## Data entries

################

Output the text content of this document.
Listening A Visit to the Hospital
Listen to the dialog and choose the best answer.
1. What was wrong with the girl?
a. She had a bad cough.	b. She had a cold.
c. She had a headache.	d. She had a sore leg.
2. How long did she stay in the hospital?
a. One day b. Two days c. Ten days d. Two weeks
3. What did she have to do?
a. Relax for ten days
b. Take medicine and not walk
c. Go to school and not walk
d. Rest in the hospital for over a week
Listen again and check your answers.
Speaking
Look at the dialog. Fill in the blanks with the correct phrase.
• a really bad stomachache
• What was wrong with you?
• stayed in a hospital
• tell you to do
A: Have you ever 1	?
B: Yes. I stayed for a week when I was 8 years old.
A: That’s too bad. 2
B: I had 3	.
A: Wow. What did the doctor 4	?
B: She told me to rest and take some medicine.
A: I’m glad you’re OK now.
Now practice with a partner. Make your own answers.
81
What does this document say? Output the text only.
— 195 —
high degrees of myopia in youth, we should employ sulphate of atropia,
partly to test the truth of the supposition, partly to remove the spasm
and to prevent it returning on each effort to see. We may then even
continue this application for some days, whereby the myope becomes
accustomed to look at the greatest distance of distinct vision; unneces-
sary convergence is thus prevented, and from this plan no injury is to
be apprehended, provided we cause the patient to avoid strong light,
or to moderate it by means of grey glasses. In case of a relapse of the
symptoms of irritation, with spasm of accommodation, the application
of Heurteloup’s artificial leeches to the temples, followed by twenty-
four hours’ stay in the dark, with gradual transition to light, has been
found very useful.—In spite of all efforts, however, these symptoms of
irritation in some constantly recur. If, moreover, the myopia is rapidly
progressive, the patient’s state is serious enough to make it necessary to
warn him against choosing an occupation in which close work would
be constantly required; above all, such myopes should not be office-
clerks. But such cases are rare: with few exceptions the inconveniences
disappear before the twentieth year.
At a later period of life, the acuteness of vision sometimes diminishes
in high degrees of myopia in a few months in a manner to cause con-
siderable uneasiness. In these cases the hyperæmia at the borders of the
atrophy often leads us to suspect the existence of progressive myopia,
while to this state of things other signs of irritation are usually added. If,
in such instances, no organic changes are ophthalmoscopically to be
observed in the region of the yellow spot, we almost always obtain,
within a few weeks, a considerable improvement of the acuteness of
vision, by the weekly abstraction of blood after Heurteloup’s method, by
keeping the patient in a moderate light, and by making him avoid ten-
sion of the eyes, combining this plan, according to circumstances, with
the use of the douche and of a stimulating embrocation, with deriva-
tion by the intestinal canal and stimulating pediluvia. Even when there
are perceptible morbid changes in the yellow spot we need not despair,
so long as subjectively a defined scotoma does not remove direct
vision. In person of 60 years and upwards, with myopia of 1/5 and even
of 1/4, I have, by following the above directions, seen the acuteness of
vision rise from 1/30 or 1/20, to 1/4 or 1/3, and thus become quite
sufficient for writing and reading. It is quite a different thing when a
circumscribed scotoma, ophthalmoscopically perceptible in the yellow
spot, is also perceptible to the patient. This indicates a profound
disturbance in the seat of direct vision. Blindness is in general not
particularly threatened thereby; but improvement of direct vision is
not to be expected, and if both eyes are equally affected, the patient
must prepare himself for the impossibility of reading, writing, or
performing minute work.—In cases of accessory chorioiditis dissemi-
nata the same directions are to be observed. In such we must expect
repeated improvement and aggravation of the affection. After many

################

Your task is to print the whole listing again exactly.

Output the text content of this document.
Listening A Visit to the Hospital
Listen to the dialog and choose the best answer.
1. What was wrong with the girl?
a. She had a bad cough.	b. She had a cold.
c. She had a headache.	d. She had a sore leg.
2. How long did she stay in the hospital?
a. One day b. Two days c. Ten days d. Two weeks
3. What did she have to do?
a. Relax for ten days
b. Take medicine and not walk
c. Go to school and not walk
d. Rest in the hospital for over a week
Listen again and check your answers.
Speaking
Look at the dialog. Fill in the blanks with the correct phrase.
• a really bad stomachache
• What was wrong with you?
• stayed in a hospital
• tell you to do
A: Have you ever 1	?
B: Yes. I stayed for a week when I was 8 years old.
A: That’s too bad. 2
B: I had 3	.
A: Wow. What did the doctor 4	?
B: She told me to rest and take some medicine.
A: I’m glad you’re OK now.
Now practice with a partner. Make your own answers.
81
What does this document say? Output the text only.
— 195 —
high degrees of myopia in youth, we should employ sulphate of atropia,
partly to test the truth of the supposition, partly to remove the spasm
and to prevent it returning on each effort to see. We may then even
continue this application for some days, whereby the myope becomes
accustomed to look at the greatest distance of distinct vision; unneces-
sary convergence is thus prevented, and from this plan no injury is to
be apprehended, provided we cause the patient to avoid strong light,
or to moderate it by means of grey glasses. In case of a relapse of the
symptoms of irritation, with spasm of accommodation, the application
of Heurteloup’s artificial leeches to the temples, followed by twenty-
four hours’ stay in the dark, with gradual transition to light, has been
found very useful.—In spite of all efforts, however, these symptoms of
irritation in some constantly recur. If, moreover, the myopia is rapidly
progressive, the patient’s state is serious enough to make it necessary to
warn him against choosing an occupation in which close work would
be constantly required; above all, such myopes should not be office-
clerks. But such cases are rare: with few exceptions the inconveniences
disappear before the twentieth year.
At a later period of life, the acuteness of vision sometimes diminishes
in high degrees of myopia in a few months in a manner to cause con-
siderable uneasiness. In these cases the hyperæmia at the borders of the
atrophy often leads us to suspect the existence of progressive myopia,
while to this state of things other signs of irritation are usually added. If,
in such instances, no organic changes are ophthalmoscopically to be
observed in the region of the yellow spot, we almost always obtain,
within a few weeks, a considerable improvement of the acuteness of
vision, by the weekly abstraction of blood after Heurteloup’s method, by
keeping the patient in a moderate light, and by making him avoid ten-
sion of the eyes, combining this plan, according to circumstances, with
the use of the douche and of a stimulating embrocation, with deriva-
tion by the intestinal canal and stimulating pediluvia. Even when there
are perceptible morbid changes in the yellow spot we need not despair,
so long as subjectively a defined scotoma does not remove direct
vision. In person of 60 years and upwards, with myopia of 1/5 and even
of 1/4, I have, by following the above directions, seen the acuteness of
vision rise from 1/30 or 1/20, to 1/4 or 1/3, and thus become quite
sufficient for writing and reading. It is quite a different thing when a
circumscribed scotoma, ophthalmoscopically perceptible in the yellow
spot, is also perceptible to the patient. This indicates a profound
disturbance in the seat of direct vision. Blindness is in general not
particularly threatened thereby; but improvement of direct vision is
not to be expected, and if both eyes are equally affected, the patient
must prepare himself for the impossibility of reading, writing, or
performing minute work.—In cases of accessory chorioiditis dissemi-
nata the same directions are to be observed. In such we must expect
repeated improvement and aggravation of the affection. After many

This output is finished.